▶ **Data for this task**:

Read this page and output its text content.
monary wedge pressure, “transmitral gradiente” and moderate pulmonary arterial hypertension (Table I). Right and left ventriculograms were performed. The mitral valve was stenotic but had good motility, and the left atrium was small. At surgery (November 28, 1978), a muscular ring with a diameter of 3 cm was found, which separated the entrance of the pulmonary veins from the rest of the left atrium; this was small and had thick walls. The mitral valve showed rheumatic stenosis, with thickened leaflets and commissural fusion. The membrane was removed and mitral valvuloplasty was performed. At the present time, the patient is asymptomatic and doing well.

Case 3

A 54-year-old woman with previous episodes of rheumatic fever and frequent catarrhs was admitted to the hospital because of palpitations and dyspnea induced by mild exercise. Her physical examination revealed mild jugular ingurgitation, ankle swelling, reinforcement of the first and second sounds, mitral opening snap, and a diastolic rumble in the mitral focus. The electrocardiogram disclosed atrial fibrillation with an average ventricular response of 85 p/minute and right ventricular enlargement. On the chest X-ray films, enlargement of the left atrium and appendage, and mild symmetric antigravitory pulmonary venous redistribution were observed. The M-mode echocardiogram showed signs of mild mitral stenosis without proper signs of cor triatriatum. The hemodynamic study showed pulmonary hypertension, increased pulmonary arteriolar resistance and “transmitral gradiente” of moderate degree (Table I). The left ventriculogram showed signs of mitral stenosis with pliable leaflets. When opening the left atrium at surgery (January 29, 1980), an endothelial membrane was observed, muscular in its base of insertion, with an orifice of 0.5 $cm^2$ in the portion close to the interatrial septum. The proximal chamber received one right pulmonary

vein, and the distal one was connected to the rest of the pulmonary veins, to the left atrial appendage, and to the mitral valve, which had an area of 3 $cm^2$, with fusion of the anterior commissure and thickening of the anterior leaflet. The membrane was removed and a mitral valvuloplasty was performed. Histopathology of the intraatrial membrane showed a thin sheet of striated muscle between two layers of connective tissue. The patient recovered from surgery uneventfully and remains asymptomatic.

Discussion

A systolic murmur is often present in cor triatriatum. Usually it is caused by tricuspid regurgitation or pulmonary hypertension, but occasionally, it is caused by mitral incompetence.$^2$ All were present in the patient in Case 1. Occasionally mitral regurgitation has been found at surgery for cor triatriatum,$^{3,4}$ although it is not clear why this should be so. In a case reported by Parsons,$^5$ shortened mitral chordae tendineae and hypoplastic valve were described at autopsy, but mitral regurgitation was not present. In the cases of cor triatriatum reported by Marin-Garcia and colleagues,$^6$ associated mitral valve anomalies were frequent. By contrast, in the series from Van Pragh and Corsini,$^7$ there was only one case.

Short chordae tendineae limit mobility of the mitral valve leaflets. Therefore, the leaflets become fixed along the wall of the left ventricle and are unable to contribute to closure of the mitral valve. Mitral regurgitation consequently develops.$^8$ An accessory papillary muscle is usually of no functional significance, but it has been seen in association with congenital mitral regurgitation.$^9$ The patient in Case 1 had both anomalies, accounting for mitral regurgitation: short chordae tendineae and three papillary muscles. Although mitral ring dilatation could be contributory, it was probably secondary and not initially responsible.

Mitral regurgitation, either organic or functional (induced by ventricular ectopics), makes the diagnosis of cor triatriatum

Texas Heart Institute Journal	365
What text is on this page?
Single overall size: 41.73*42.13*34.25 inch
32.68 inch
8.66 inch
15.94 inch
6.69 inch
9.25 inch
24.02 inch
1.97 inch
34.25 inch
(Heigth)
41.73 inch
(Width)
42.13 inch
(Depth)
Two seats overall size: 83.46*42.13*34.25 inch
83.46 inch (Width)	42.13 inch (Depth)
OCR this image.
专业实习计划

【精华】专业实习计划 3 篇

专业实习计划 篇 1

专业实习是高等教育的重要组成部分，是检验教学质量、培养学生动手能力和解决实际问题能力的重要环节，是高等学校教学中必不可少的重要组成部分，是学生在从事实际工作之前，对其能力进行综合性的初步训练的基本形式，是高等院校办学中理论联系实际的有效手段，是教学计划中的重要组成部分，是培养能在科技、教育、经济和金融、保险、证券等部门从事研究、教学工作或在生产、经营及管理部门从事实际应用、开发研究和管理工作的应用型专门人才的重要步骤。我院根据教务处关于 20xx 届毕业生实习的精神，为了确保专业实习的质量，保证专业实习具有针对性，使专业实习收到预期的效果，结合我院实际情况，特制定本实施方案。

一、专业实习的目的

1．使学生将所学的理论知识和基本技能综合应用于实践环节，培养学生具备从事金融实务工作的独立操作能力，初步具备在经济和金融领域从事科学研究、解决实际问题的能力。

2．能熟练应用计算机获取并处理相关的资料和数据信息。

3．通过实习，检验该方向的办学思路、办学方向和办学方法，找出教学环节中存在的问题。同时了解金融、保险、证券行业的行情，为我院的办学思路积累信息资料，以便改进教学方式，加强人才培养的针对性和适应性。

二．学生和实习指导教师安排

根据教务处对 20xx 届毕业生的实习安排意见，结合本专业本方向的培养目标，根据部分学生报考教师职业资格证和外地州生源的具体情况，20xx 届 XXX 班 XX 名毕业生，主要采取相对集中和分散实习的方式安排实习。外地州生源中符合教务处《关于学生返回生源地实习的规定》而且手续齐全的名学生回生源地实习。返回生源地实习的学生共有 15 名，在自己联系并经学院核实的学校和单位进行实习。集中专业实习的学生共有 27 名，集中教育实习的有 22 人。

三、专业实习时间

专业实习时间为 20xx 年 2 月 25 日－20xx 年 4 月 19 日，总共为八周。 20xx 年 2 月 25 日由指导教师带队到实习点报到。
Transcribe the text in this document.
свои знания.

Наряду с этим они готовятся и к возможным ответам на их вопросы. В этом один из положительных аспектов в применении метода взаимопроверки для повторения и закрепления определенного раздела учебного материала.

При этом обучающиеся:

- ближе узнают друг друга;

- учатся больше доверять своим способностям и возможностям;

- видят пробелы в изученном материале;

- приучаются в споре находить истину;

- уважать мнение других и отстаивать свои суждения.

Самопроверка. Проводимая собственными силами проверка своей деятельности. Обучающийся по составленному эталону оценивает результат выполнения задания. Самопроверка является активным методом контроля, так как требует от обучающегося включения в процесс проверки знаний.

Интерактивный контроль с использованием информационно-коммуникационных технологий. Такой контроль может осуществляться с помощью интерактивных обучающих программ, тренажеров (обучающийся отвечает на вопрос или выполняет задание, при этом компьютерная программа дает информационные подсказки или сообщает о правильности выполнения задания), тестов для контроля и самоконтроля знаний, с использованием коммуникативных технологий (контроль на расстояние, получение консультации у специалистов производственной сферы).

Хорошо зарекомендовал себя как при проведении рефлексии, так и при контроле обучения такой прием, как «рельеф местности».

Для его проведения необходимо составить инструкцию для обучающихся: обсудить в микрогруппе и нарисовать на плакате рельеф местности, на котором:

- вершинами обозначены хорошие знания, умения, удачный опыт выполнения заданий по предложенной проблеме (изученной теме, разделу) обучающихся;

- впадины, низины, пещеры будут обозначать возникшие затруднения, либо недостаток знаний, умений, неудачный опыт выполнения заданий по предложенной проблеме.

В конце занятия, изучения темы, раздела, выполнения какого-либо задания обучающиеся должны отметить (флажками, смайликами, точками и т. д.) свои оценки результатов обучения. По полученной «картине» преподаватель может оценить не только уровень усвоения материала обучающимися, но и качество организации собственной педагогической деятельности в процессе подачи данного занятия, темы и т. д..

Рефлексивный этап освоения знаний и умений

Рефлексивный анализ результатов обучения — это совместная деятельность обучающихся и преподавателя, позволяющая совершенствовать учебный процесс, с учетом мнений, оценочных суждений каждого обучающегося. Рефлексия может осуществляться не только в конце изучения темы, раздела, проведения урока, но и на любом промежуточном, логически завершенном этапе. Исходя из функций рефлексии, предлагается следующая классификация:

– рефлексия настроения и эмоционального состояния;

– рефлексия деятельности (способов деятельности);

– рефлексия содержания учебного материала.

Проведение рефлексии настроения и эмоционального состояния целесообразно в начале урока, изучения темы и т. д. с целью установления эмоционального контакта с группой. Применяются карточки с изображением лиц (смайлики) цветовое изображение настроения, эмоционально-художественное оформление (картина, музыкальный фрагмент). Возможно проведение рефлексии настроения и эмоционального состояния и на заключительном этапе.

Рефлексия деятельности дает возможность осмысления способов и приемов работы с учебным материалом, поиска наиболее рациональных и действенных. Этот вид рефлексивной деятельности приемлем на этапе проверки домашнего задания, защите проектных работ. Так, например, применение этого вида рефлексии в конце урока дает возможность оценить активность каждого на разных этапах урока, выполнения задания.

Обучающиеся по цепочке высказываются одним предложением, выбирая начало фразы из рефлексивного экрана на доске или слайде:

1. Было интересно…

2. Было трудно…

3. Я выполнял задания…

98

▶ **Task to carry out**:
Check every line for "предложенной" and show the ones that have it.

▶ **Solved problem**:
- вершинами обозначены хорошие знания, умения, удачный опыт выполнения заданий по предложенной проблеме (изученной теме, разделу) обучающихся;
- впадины, низины, пещеры будут обозначать возникшие затруднения, либо недостаток знаний, умений, неудачный опыт выполнения заданий по предложенной проблеме.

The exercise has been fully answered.